[Stored entries]
<<<<
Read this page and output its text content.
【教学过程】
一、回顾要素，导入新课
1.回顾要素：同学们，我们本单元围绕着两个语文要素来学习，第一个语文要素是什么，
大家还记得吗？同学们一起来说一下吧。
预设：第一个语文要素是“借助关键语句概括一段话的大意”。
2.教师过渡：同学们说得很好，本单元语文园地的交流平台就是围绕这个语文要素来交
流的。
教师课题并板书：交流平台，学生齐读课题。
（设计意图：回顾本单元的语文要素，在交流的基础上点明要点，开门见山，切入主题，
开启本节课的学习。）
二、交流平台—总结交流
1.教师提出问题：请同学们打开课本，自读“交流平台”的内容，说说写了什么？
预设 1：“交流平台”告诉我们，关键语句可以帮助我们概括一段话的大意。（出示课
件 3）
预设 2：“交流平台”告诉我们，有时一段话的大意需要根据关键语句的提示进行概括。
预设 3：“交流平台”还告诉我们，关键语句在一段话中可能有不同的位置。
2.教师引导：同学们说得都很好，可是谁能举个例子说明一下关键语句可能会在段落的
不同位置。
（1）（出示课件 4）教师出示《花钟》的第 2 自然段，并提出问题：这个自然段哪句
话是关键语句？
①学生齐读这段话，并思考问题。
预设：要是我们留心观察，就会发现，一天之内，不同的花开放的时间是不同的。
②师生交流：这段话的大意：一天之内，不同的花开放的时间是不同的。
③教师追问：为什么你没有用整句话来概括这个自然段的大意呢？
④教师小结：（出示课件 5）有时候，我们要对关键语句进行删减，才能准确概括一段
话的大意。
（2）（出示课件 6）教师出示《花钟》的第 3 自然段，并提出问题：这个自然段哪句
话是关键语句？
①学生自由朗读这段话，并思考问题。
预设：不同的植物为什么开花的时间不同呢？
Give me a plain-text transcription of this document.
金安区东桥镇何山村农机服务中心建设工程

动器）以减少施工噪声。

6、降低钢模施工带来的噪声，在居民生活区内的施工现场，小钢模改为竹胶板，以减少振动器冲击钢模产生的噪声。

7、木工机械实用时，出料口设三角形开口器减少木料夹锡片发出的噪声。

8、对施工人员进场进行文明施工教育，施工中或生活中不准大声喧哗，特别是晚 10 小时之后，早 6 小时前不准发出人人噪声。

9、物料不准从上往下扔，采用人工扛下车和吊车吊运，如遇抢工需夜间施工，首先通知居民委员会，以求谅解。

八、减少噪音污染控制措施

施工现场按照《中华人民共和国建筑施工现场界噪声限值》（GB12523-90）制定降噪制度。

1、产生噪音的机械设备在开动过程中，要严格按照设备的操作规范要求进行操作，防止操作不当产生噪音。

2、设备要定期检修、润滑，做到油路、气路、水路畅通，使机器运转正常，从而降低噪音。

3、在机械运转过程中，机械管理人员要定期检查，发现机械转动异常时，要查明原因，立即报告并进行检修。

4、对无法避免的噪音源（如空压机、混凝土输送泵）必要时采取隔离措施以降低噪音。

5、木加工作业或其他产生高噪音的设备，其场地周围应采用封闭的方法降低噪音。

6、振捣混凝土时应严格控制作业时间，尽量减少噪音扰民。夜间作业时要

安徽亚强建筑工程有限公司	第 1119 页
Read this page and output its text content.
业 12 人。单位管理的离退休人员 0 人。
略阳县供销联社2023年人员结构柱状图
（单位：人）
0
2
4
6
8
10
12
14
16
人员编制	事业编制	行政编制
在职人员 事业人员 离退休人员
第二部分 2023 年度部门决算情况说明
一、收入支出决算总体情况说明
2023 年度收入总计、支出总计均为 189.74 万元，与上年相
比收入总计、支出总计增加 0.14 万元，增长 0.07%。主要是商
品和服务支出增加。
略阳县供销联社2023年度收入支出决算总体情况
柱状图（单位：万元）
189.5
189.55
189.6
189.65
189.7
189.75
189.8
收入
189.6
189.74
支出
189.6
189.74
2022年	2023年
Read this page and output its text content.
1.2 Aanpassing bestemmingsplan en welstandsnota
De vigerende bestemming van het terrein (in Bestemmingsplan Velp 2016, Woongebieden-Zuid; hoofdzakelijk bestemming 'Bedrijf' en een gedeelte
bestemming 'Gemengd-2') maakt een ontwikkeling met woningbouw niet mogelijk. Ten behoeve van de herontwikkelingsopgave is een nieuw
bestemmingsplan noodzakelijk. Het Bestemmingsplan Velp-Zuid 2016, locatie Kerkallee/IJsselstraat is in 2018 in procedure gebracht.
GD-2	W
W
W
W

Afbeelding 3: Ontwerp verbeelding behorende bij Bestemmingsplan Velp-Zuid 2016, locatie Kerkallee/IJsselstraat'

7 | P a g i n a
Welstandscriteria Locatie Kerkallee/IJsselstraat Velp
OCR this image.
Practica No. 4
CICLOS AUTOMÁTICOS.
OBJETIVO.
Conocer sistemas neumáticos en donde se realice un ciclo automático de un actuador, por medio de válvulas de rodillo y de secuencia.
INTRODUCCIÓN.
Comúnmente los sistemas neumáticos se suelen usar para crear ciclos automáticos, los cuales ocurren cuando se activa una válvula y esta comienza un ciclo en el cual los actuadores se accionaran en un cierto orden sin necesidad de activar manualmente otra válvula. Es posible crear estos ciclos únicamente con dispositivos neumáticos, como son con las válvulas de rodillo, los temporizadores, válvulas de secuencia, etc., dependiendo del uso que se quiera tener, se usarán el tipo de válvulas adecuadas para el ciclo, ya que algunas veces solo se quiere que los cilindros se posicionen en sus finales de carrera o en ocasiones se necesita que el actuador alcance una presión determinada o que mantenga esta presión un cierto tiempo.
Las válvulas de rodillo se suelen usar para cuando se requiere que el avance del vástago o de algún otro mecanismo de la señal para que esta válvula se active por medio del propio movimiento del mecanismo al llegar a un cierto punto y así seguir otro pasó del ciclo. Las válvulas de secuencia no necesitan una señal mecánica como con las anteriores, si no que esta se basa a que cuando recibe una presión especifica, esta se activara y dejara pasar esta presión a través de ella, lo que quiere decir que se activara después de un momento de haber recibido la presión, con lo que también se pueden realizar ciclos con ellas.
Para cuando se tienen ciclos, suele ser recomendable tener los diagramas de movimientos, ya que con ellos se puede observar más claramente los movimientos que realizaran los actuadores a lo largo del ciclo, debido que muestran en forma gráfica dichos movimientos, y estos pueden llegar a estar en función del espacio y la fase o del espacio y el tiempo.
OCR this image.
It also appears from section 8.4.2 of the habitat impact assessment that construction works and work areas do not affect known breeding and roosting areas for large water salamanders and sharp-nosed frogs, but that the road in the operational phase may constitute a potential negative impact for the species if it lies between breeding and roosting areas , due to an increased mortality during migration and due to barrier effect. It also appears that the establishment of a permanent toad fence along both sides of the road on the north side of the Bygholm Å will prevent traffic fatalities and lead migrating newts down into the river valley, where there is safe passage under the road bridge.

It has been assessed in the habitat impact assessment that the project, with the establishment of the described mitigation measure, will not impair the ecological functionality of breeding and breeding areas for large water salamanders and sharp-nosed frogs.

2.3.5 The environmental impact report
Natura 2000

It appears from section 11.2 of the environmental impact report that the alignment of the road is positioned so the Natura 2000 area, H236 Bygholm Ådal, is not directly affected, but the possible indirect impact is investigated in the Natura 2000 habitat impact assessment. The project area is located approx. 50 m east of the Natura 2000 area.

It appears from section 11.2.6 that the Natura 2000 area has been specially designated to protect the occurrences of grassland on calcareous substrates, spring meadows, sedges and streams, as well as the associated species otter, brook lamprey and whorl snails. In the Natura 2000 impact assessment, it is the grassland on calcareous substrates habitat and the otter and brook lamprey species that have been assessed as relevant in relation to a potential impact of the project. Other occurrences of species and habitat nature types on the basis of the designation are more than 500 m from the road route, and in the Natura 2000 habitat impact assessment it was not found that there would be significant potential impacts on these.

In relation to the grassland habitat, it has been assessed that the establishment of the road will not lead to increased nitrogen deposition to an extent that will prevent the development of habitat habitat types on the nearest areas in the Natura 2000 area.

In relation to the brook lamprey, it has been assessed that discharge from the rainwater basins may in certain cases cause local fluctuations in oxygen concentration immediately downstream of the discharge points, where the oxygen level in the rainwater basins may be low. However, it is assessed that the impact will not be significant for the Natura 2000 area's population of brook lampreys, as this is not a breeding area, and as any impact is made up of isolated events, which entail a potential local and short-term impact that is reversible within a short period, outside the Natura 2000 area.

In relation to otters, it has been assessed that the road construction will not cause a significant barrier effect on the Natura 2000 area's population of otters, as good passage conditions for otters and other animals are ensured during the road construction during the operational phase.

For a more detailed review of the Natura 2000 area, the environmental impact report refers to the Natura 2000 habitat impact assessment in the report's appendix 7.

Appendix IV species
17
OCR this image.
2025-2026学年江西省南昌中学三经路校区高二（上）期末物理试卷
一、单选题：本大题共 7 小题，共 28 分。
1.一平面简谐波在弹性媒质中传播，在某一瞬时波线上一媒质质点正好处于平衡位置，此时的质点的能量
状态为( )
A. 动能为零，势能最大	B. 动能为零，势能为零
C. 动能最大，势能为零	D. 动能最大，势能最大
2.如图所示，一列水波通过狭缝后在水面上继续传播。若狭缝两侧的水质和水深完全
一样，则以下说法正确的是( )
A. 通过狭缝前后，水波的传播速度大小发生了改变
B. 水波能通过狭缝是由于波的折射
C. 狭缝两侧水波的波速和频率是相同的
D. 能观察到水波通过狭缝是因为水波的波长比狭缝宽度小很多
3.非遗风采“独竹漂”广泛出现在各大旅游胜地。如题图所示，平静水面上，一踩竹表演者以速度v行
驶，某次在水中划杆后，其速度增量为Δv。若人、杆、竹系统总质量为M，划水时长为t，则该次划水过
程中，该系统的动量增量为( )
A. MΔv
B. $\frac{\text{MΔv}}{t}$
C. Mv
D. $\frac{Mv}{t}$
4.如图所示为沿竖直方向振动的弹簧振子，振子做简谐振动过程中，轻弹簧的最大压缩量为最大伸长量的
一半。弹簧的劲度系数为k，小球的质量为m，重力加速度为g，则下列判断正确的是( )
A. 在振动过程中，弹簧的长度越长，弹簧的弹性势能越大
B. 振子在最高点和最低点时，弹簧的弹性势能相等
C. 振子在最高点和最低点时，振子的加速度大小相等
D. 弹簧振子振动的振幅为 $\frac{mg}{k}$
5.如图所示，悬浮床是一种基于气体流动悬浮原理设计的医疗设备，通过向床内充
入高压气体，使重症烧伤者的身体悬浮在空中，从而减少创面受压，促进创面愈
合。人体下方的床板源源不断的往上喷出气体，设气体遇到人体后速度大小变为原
>>>>
#### Exercise:
Check every line of the listing for the string "IJsselstraat" and report how many lines have it, as a number alone.

#### Solution below:
3